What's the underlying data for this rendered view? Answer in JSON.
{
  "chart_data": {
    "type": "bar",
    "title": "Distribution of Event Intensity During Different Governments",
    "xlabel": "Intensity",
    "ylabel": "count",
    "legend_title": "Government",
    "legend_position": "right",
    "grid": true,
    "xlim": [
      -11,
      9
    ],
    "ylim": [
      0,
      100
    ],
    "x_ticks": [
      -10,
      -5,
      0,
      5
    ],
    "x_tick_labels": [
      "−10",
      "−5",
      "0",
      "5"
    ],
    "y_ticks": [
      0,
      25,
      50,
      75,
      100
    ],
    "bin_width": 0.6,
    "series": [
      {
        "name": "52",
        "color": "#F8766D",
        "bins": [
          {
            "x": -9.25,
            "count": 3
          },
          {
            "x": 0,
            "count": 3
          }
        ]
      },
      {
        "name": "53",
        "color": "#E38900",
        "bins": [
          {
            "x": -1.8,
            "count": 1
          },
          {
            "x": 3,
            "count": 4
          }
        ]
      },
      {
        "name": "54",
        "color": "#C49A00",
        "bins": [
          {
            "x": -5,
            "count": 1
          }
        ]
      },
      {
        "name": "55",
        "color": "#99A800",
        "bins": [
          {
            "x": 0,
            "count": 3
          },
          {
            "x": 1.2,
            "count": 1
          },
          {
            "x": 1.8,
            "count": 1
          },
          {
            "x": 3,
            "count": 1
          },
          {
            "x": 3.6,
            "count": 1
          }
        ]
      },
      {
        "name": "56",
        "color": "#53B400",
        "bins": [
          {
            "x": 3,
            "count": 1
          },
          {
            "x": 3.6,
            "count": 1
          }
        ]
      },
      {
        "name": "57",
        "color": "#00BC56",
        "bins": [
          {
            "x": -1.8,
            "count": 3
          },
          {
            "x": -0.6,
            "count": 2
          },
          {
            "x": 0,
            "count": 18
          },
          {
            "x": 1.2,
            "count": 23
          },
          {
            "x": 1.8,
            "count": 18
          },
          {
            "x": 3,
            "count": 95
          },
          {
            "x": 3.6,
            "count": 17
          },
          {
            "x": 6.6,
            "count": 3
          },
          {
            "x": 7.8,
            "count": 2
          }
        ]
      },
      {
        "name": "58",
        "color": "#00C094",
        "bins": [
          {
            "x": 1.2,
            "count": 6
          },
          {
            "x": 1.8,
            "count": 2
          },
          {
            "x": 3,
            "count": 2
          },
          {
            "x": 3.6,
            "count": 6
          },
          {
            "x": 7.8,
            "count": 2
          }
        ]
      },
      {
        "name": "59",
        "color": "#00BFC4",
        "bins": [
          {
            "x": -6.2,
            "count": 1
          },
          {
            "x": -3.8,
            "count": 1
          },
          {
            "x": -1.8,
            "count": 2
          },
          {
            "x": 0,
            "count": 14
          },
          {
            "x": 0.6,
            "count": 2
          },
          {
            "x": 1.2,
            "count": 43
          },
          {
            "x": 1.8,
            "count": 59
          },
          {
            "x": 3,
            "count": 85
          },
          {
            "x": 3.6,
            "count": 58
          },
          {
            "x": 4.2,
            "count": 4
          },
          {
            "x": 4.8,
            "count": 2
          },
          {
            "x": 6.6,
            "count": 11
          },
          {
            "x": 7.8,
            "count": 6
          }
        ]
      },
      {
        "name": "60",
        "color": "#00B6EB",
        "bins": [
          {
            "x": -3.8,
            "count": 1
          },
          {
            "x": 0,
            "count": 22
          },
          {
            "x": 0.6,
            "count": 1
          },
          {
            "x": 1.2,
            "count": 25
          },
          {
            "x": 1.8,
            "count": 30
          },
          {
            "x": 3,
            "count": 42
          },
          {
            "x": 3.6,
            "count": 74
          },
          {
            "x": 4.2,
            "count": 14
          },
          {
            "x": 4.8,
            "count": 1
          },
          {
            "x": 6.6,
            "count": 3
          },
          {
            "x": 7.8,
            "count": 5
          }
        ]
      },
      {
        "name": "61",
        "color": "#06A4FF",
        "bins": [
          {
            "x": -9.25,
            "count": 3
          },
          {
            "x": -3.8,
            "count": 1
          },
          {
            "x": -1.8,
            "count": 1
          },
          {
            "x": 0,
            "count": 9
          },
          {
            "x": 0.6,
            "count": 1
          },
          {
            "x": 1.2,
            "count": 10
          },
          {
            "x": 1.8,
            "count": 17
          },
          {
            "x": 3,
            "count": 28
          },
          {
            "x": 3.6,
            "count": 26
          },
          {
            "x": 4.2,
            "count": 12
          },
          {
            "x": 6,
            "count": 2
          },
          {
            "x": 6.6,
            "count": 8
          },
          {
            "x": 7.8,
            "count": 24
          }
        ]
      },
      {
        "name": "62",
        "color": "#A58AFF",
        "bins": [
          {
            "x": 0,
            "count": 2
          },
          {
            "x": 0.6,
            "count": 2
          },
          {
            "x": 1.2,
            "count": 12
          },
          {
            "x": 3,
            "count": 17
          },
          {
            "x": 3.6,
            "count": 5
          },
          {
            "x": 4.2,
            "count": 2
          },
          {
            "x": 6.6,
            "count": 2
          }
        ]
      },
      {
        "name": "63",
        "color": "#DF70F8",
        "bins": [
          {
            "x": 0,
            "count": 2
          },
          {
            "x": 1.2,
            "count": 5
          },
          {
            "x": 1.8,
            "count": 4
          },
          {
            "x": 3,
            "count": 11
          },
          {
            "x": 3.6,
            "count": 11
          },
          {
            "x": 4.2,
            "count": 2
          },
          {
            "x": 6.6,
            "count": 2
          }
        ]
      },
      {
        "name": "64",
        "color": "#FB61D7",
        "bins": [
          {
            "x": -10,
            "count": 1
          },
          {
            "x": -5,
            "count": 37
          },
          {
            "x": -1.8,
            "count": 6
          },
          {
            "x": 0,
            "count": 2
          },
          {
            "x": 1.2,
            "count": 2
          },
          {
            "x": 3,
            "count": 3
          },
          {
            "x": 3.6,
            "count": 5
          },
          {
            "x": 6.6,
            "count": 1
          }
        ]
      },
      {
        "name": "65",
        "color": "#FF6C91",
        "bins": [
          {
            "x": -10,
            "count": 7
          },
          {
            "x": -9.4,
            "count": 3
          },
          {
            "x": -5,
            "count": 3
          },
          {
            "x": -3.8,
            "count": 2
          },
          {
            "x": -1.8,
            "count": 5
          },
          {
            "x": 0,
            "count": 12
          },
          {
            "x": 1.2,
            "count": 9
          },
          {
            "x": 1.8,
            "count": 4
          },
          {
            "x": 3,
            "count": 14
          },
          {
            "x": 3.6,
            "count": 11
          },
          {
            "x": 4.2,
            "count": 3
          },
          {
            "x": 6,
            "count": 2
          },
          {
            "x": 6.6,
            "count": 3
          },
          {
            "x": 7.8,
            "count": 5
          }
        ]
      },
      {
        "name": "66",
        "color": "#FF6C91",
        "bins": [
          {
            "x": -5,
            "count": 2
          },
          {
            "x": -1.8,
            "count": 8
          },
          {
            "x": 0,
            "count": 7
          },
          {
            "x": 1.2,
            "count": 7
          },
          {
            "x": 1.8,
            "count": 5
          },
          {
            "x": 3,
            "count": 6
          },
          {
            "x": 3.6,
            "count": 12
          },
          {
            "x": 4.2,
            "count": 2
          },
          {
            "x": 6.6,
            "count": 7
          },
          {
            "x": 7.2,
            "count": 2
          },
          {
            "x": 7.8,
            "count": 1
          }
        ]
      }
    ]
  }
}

#### Requirement
Write the material out again word for word.

#### Full answer
What's the underlying data for this rendered view? Answer in JSON.
{
  "chart_data": {
    "type": "bar",
    "title": "Distribution of Event Intensity During Different Governments",
    "xlabel": "Intensity",
    "ylabel": "count",
    "legend_title": "Government",
    "legend_position": "right",
    "grid": true,
    "xlim": [
      -11,
      9
    ],
    "ylim": [
      0,
      100
    ],
    "x_ticks": [
      -10,
      -5,
      0,
      5
    ],
    "x_tick_labels": [
      "−10",
      "−5",
      "0",
      "5"
    ],
    "y_ticks": [
      0,
      25,
      50,
      75,
      100
    ],
    "bin_width": 0.6,
    "series": [
      {
        "name": "52",
        "color": "#F8766D",
        "bins": [
          {
            "x": -9.25,
            "count": 3
          },
          {
            "x": 0,
            "count": 3
          }
        ]
      },
      {
        "name": "53",
        "color": "#E38900",
        "bins": [
          {
            "x": -1.8,
            "count": 1
          },
          {
            "x": 3,
            "count": 4
          }
        ]
      },
      {
        "name": "54",
        "color": "#C49A00",
        "bins": [
          {
            "x": -5,
            "count": 1
          }
        ]
      },
      {
        "name": "55",
        "color": "#99A800",
        "bins": [
          {
            "x": 0,
            "count": 3
          },
          {
            "x": 1.2,
            "count": 1
          },
          {
            "x": 1.8,
            "count": 1
          },
          {
            "x": 3,
            "count": 1
          },
          {
            "x": 3.6,
            "count": 1
          }
        ]
      },
      {
        "name": "56",
        "color": "#53B400",
        "bins": [
          {
            "x": 3,
            "count": 1
          },
          {
            "x": 3.6,
            "count": 1
          }
        ]
      },
      {
        "name": "57",
        "color": "#00BC56",
        "bins": [
          {
            "x": -1.8,
            "count": 3
          },
          {
            "x": -0.6,
            "count": 2
          },
          {
            "x": 0,
            "count": 18
          },
          {
            "x": 1.2,
            "count": 23
          },
          {
            "x": 1.8,
            "count": 18
          },
          {
            "x": 3,
            "count": 95
          },
          {
            "x": 3.6,
            "count": 17
          },
          {
            "x": 6.6,
            "count": 3
          },
          {
            "x": 7.8,
            "count": 2
          }
        ]
      },
      {
        "name": "58",
        "color": "#00C094",
        "bins": [
          {
            "x": 1.2,
            "count": 6
          },
          {
            "x": 1.8,
            "count": 2
          },
          {
            "x": 3,
            "count": 2
          },
          {
            "x": 3.6,
            "count": 6
          },
          {
            "x": 7.8,
            "count": 2
          }
        ]
      },
      {
        "name": "59",
        "color": "#00BFC4",
        "bins": [
          {
            "x": -6.2,
            "count": 1
          },
          {
            "x": -3.8,
            "count": 1
          },
          {
            "x": -1.8,
            "count": 2
          },
          {
            "x": 0,
            "count": 14
          },
          {
            "x": 0.6,
            "count": 2
          },
          {
            "x": 1.2,
            "count": 43
          },
          {
            "x": 1.8,
            "count": 59
          },
          {
            "x": 3,
            "count": 85
          },
          {
            "x": 3.6,
            "count": 58
          },
          {
            "x": 4.2,
            "count": 4
          },
          {
            "x": 4.8,
            "count": 2
          },
          {
            "x": 6.6,
            "count": 11
          },
          {
            "x": 7.8,
            "count": 6
          }
        ]
      },
      {
        "name": "60",
        "color": "#00B6EB",
        "bins": [
          {
            "x": -3.8,
            "count": 1
          },
          {
            "x": 0,
            "count": 22
          },
          {
            "x": 0.6,
            "count": 1
          },
          {
            "x": 1.2,
            "count": 25
          },
          {
            "x": 1.8,
            "count": 30
          },
          {
            "x": 3,
            "count": 42
          },
          {
            "x": 3.6,
            "count": 74
          },
          {
            "x": 4.2,
            "count": 14
          },
          {
            "x": 4.8,
            "count": 1
          },
          {
            "x": 6.6,
            "count": 3
          },
          {
            "x": 7.8,
            "count": 5
          }
        ]
      },
      {
        "name": "61",
        "color": "#06A4FF",
        "bins": [
          {
            "x": -9.25,
            "count": 3
          },
          {
            "x": -3.8,
            "count": 1
          },
          {
            "x": -1.8,
            "count": 1
          },
          {
            "x": 0,
            "count": 9
          },
          {
            "x": 0.6,
            "count": 1
          },
          {
            "x": 1.2,
            "count": 10
          },
          {
            "x": 1.8,
            "count": 17
          },
          {
            "x": 3,
            "count": 28
          },
          {
            "x": 3.6,
            "count": 26
          },
          {
            "x": 4.2,
            "count": 12
          },
          {
            "x": 6,
            "count": 2
          },
          {
            "x": 6.6,
            "count": 8
          },
          {
            "x": 7.8,
            "count": 24
          }
        ]
      },
      {
        "name": "62",
        "color": "#A58AFF",
        "bins": [
          {
            "x": 0,
            "count": 2
          },
          {
            "x": 0.6,
            "count": 2
          },
          {
            "x": 1.2,
            "count": 12
          },
          {
            "x": 3,
            "count": 17
          },
          {
            "x": 3.6,
            "count": 5
          },
          {
            "x": 4.2,
            "count": 2
          },
          {
            "x": 6.6,
            "count": 2
          }
        ]
      },
      {
        "name": "63",
        "color": "#DF70F8",
        "bins": [
          {
            "x": 0,
            "count": 2
          },
          {
            "x": 1.2,
            "count": 5
          },
          {
            "x": 1.8,
            "count": 4
          },
          {
            "x": 3,
            "count": 11
          },
          {
            "x": 3.6,
            "count": 11
          },
          {
            "x": 4.2,
            "count": 2
          },
          {
            "x": 6.6,
            "count": 2
          }
        ]
      },
      {
        "name": "64",
        "color": "#FB61D7",
        "bins": [
          {
            "x": -10,
            "count": 1
          },
          {
            "x": -5,
            "count": 37
          },
          {
            "x": -1.8,
            "count": 6
          },
          {
            "x": 0,
            "count": 2
          },
          {
            "x": 1.2,
            "count": 2
          },
          {
            "x": 3,
            "count": 3
          },
          {
            "x": 3.6,
            "count": 5
          },
          {
            "x": 6.6,
            "count": 1
          }
        ]
      },
      {
        "name": "65",
        "color": "#FF6C91",
        "bins": [
          {
            "x": -10,
            "count": 7
          },
          {
            "x": -9.4,
            "count": 3
          },
          {
            "x": -5,
            "count": 3
          },
          {
            "x": -3.8,
            "count": 2
          },
          {
            "x": -1.8,
            "count": 5
          },
          {
            "x": 0,
            "count": 12
          },
          {
            "x": 1.2,
            "count": 9
          },
          {
            "x": 1.8,
            "count": 4
          },
          {
            "x": 3,
            "count": 14
          },
          {
            "x": 3.6,
            "count": 11
          },
          {
            "x": 4.2,
            "count": 3
          },
          {
            "x": 6,
            "count": 2
          },
          {
            "x": 6.6,
            "count": 3
          },
          {
            "x": 7.8,
            "count": 5
          }
        ]
      },
      {
        "name": "66",
        "color": "#FF6C91",
        "bins": [
          {
            "x": -5,
            "count": 2
          },
          {
            "x": -1.8,
            "count": 8
          },
          {
            "x": 0,
            "count": 7
          },
          {
            "x": 1.2,
            "count": 7
          },
          {
            "x": 1.8,
            "count": 5
          },
          {
            "x": 3,
            "count": 6
          },
          {
            "x": 3.6,
            "count": 12
          },
          {
            "x": 4.2,
            "count": 2
          },
          {
            "x": 6.6,
            "count": 7
          },
          {
            "x": 7.2,
            "count": 2
          },
          {
            "x": 7.8,
            "count": 1
          }
        ]
      }
    ]
  }
}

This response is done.